■ **What to do**
Find every line with the word "photo". Copy those lines.

====== Given records

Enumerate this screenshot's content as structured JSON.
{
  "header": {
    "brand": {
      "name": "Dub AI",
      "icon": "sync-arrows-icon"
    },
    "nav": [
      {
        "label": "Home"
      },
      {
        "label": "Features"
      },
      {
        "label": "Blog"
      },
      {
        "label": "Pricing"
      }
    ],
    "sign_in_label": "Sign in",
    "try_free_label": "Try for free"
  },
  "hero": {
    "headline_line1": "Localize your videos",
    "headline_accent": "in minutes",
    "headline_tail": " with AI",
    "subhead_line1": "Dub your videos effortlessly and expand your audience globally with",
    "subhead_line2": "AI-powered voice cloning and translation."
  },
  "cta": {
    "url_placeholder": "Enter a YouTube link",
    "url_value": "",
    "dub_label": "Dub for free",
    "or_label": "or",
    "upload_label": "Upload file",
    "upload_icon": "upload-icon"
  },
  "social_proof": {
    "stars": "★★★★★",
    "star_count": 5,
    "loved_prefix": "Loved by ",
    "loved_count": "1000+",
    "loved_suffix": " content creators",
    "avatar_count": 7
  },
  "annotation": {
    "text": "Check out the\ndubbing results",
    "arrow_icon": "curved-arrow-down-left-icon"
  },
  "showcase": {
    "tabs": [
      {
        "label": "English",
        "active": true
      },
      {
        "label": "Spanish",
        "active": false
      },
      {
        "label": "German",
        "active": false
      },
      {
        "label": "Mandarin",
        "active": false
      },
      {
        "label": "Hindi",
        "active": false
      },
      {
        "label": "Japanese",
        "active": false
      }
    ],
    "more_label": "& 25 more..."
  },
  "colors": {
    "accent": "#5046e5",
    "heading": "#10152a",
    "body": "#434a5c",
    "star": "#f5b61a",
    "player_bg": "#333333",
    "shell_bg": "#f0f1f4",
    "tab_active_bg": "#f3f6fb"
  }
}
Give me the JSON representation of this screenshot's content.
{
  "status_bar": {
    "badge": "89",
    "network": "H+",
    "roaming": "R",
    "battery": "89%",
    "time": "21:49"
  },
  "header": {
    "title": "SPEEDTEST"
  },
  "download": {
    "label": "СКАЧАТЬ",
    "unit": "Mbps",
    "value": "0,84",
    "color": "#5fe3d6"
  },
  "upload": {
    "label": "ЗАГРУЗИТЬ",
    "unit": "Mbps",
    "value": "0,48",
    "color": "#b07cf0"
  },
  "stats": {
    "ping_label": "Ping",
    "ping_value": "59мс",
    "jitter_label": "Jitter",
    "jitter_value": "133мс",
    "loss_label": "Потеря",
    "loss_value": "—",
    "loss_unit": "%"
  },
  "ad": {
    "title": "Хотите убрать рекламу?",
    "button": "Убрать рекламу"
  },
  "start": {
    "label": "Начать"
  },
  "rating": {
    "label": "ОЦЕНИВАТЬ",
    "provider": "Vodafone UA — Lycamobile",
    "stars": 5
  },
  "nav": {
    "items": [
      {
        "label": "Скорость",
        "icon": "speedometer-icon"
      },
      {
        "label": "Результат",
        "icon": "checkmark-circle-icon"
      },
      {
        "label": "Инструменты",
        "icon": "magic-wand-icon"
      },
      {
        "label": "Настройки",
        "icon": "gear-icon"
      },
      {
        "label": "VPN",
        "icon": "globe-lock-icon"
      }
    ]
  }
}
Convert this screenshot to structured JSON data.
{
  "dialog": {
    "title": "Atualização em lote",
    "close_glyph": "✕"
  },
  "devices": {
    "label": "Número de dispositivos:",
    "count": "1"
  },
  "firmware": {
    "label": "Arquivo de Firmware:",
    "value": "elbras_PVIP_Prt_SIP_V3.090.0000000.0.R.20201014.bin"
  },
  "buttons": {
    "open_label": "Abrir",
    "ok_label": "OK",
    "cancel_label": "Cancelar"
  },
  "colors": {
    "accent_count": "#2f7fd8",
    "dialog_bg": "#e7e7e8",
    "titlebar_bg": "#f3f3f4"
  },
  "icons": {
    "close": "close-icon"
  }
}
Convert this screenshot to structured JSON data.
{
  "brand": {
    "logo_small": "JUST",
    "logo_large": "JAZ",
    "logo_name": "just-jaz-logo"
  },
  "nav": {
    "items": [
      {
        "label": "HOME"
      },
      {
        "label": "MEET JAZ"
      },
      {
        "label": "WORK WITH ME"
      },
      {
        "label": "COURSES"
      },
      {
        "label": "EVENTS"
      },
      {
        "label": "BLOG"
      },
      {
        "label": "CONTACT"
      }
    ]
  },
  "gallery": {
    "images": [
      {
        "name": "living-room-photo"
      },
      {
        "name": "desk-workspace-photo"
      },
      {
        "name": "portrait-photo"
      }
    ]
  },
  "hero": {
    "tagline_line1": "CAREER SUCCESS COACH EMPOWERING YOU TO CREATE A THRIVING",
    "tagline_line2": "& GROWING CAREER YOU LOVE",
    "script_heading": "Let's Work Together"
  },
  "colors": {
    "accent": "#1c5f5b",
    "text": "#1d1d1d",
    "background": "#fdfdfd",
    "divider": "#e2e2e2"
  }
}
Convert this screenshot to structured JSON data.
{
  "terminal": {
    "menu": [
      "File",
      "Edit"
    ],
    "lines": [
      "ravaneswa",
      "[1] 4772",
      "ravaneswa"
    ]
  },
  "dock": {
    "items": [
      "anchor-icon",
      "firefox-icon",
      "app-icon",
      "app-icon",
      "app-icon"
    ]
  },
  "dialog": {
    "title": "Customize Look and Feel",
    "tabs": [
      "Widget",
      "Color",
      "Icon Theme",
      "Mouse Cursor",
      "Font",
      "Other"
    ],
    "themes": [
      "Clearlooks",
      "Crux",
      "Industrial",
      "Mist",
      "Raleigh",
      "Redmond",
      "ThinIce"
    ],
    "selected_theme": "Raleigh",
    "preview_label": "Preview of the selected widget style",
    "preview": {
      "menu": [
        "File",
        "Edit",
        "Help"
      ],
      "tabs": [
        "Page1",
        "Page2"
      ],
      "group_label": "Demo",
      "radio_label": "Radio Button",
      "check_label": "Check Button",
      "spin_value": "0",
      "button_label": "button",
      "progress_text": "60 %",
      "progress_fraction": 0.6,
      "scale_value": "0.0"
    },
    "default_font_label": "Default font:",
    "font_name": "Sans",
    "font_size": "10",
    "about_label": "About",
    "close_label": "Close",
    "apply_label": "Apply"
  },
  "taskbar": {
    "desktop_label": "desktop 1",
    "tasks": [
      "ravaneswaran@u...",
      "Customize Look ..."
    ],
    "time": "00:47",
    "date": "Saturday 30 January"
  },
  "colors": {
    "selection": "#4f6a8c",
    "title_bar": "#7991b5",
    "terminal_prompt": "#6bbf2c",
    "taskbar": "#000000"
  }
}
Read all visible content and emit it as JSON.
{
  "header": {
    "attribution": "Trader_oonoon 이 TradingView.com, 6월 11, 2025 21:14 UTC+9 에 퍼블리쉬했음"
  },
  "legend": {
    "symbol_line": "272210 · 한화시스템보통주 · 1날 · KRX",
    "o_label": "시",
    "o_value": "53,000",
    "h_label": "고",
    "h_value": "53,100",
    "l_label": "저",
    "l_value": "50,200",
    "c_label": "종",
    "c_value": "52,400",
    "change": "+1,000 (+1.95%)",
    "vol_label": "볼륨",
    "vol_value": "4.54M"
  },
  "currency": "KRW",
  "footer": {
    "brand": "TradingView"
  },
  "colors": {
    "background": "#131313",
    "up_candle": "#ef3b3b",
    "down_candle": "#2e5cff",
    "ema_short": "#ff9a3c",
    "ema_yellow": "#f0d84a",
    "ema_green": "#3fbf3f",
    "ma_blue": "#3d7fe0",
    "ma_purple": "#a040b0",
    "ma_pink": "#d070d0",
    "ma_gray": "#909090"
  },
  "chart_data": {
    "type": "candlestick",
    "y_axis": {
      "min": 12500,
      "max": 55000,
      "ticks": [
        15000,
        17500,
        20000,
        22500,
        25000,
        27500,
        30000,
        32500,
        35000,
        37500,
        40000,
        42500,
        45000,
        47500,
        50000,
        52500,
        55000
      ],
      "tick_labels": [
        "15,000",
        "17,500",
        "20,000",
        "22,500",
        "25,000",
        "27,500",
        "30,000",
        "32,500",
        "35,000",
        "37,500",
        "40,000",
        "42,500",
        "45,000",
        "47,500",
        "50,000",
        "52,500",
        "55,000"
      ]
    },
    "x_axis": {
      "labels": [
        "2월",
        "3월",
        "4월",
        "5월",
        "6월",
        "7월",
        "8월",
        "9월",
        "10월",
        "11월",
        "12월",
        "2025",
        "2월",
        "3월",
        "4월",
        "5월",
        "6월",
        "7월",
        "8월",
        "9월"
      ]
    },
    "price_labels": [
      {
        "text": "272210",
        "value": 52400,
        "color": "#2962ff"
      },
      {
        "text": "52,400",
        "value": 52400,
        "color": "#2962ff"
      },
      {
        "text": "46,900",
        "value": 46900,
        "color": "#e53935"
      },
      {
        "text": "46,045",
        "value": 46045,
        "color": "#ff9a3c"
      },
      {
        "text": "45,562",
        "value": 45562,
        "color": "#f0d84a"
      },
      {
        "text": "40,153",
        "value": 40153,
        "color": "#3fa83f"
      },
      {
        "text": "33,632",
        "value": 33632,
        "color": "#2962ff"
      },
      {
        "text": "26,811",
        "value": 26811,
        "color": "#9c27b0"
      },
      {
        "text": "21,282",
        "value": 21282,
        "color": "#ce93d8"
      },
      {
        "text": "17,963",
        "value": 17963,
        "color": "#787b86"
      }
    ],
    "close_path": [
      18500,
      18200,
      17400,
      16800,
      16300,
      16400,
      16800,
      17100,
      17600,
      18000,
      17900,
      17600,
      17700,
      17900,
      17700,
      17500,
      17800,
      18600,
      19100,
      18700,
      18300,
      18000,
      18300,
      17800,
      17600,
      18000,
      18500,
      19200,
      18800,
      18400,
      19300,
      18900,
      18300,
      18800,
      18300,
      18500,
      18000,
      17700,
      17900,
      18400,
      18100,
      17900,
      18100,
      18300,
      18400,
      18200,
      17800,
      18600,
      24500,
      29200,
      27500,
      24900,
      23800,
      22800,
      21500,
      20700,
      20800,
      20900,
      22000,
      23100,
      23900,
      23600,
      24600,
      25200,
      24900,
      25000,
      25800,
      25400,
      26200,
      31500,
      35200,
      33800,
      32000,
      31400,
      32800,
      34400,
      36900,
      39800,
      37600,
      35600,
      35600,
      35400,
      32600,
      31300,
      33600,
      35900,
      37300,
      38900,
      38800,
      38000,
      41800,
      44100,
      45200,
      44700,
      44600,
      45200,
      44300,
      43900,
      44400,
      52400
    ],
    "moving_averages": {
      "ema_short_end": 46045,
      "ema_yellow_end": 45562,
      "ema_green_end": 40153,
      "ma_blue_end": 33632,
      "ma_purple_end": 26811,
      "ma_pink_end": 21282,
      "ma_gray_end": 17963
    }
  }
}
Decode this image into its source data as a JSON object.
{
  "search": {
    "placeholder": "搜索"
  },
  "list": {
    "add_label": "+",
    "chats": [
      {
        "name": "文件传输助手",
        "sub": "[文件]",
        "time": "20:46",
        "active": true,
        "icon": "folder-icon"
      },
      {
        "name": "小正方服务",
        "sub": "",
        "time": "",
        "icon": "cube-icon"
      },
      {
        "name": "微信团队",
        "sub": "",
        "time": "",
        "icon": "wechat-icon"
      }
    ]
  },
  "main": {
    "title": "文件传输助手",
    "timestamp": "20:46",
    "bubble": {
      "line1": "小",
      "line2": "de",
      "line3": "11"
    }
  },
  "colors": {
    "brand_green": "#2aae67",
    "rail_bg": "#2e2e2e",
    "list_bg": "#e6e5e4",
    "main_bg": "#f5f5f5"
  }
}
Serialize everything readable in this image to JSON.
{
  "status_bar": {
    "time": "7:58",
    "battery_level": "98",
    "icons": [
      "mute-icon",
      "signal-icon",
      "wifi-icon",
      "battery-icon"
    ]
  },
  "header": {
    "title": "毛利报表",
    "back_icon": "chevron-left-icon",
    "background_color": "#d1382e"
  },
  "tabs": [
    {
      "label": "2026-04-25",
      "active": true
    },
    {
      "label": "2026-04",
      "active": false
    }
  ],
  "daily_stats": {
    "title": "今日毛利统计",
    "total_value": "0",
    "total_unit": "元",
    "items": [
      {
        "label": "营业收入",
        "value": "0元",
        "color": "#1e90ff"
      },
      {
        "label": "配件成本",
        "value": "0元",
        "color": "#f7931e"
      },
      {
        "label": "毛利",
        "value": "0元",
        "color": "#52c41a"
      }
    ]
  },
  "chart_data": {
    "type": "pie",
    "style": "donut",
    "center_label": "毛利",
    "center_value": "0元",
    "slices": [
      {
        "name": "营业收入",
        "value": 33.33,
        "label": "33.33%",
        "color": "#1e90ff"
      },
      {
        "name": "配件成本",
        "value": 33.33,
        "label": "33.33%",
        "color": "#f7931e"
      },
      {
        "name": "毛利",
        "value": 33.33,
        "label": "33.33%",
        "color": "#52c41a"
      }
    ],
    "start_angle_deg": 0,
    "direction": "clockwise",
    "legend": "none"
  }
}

============

■ **Response to this exercise**
        "name": "living-room-photo"
        "name": "desk-workspace-photo"
        "name": "portrait-photo"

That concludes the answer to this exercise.